● GIVEN TASK:
Your task is to print all of the data word for word.

● SUPPLIED DATA:
---------------

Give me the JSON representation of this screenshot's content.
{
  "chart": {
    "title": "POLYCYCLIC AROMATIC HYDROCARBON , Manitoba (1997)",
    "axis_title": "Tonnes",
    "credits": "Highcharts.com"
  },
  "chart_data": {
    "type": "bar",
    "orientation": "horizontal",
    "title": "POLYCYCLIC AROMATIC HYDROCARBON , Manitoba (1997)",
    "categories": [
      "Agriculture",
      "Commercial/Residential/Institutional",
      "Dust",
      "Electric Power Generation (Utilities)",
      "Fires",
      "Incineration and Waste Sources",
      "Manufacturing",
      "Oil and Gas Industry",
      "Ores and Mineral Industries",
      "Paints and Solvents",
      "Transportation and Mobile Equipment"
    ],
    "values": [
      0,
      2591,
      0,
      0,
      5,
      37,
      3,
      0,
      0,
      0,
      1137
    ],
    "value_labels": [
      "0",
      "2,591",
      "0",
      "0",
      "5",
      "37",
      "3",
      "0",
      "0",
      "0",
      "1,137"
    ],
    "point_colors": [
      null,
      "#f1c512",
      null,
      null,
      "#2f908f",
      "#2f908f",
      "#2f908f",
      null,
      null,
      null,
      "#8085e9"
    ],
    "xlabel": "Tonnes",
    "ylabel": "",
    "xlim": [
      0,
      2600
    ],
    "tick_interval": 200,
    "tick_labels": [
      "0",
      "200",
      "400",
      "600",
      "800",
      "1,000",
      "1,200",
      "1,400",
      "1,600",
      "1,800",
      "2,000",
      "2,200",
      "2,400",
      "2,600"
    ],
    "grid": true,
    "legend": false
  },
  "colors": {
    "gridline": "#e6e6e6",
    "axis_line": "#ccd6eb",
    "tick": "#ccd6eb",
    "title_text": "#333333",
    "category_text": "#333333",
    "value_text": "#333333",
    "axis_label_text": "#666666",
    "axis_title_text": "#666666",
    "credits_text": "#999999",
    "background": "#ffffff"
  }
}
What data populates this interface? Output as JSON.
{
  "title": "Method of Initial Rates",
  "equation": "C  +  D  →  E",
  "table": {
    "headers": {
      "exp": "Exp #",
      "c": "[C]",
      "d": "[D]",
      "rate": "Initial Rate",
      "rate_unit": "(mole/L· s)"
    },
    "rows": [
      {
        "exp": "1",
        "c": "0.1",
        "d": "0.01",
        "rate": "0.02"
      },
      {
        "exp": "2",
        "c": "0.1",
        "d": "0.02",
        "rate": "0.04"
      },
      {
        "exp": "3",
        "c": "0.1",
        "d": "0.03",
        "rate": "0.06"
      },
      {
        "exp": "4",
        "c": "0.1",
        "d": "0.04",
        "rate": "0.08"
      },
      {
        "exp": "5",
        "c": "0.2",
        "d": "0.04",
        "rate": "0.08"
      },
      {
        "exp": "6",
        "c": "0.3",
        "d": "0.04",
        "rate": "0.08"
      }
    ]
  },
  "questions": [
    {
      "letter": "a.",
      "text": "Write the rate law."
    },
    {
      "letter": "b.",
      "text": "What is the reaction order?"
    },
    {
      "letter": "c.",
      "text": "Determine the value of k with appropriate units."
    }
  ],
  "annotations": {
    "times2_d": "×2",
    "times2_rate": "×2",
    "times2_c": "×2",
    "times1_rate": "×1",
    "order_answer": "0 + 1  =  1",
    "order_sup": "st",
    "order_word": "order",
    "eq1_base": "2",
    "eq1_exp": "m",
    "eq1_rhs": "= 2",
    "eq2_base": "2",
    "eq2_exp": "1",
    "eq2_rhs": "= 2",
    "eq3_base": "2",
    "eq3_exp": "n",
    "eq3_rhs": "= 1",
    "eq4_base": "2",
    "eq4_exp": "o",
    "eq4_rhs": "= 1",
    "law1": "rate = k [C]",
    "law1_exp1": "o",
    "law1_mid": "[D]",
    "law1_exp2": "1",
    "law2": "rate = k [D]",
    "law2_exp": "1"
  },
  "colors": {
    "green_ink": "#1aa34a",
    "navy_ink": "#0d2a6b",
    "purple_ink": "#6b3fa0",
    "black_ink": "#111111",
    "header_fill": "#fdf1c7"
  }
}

---------------

● TASK ANSWER:
Give me the JSON representation of this screenshot's content.
{
  "chart": {
    "title": "POLYCYCLIC AROMATIC HYDROCARBON , Manitoba (1997)",
    "axis_title": "Tonnes",
    "credits": "Highcharts.com"
  },
  "chart_data": {
    "type": "bar",
    "orientation": "horizontal",
    "title": "POLYCYCLIC AROMATIC HYDROCARBON , Manitoba (1997)",
    "categories": [
      "Agriculture",
      "Commercial/Residential/Institutional",
      "Dust",
      "Electric Power Generation (Utilities)",
      "Fires",
      "Incineration and Waste Sources",
      "Manufacturing",
      "Oil and Gas Industry",
      "Ores and Mineral Industries",
      "Paints and Solvents",
      "Transportation and Mobile Equipment"
    ],
    "values": [
      0,
      2591,
      0,
      0,
      5,
      37,
      3,
      0,
      0,
      0,
      1137
    ],
    "value_labels": [
      "0",
      "2,591",
      "0",
      "0",
      "5",
      "37",
      "3",
      "0",
      "0",
      "0",
      "1,137"
    ],
    "point_colors": [
      null,
      "#f1c512",
      null,
      null,
      "#2f908f",
      "#2f908f",
      "#2f908f",
      null,
      null,
      null,
      "#8085e9"
    ],
    "xlabel": "Tonnes",
    "ylabel": "",
    "xlim": [
      0,
      2600
    ],
    "tick_interval": 200,
    "tick_labels": [
      "0",
      "200",
      "400",
      "600",
      "800",
      "1,000",
      "1,200",
      "1,400",
      "1,600",
      "1,800",
      "2,000",
      "2,200",
      "2,400",
      "2,600"
    ],
    "grid": true,
    "legend": false
  },
  "colors": {
    "gridline": "#e6e6e6",
    "axis_line": "#ccd6eb",
    "tick": "#ccd6eb",
    "title_text": "#333333",
    "category_text": "#333333",
    "value_text": "#333333",
    "axis_label_text": "#666666",
    "axis_title_text": "#666666",
    "credits_text": "#999999",
    "background": "#ffffff"
  }
}
What data populates this interface? Output as JSON.
{
  "title": "Method of Initial Rates",
  "equation": "C  +  D  →  E",
  "table": {
    "headers": {
      "exp": "Exp #",
      "c": "[C]",
      "d": "[D]",
      "rate": "Initial Rate",
      "rate_unit": "(mole/L· s)"
    },
    "rows": [
      {
        "exp": "1",
        "c": "0.1",
        "d": "0.01",
        "rate": "0.02"
      },
      {
        "exp": "2",
        "c": "0.1",
        "d": "0.02",
        "rate": "0.04"
      },
      {
        "exp": "3",
        "c": "0.1",
        "d": "0.03",
        "rate": "0.06"
      },
      {
        "exp": "4",
        "c": "0.1",
        "d": "0.04",
        "rate": "0.08"
      },
      {
        "exp": "5",
        "c": "0.2",
        "d": "0.04",
        "rate": "0.08"
      },
      {
        "exp": "6",
        "c": "0.3",
        "d": "0.04",
        "rate": "0.08"
      }
    ]
  },
  "questions": [
    {
      "letter": "a.",
      "text": "Write the rate law."
    },
    {
      "letter": "b.",
      "text": "What is the reaction order?"
    },
    {
      "letter": "c.",
      "text": "Determine the value of k with appropriate units."
    }
  ],
  "annotations": {
    "times2_d": "×2",
    "times2_rate": "×2",
    "times2_c": "×2",
    "times1_rate": "×1",
    "order_answer": "0 + 1  =  1",
    "order_sup": "st",
    "order_word": "order",
    "eq1_base": "2",
    "eq1_exp": "m",
    "eq1_rhs": "= 2",
    "eq2_base": "2",
    "eq2_exp": "1",
    "eq2_rhs": "= 2",
    "eq3_base": "2",
    "eq3_exp": "n",
    "eq3_rhs": "= 1",
    "eq4_base": "2",
    "eq4_exp": "o",
    "eq4_rhs": "= 1",
    "law1": "rate = k [C]",
    "law1_exp1": "o",
    "law1_mid": "[D]",
    "law1_exp2": "1",
    "law2": "rate = k [D]",
    "law2_exp": "1"
  },
  "colors": {
    "green_ink": "#1aa34a",
    "navy_ink": "#0d2a6b",
    "purple_ink": "#6b3fa0",
    "black_ink": "#111111",
    "header_fill": "#fdf1c7"
  }
}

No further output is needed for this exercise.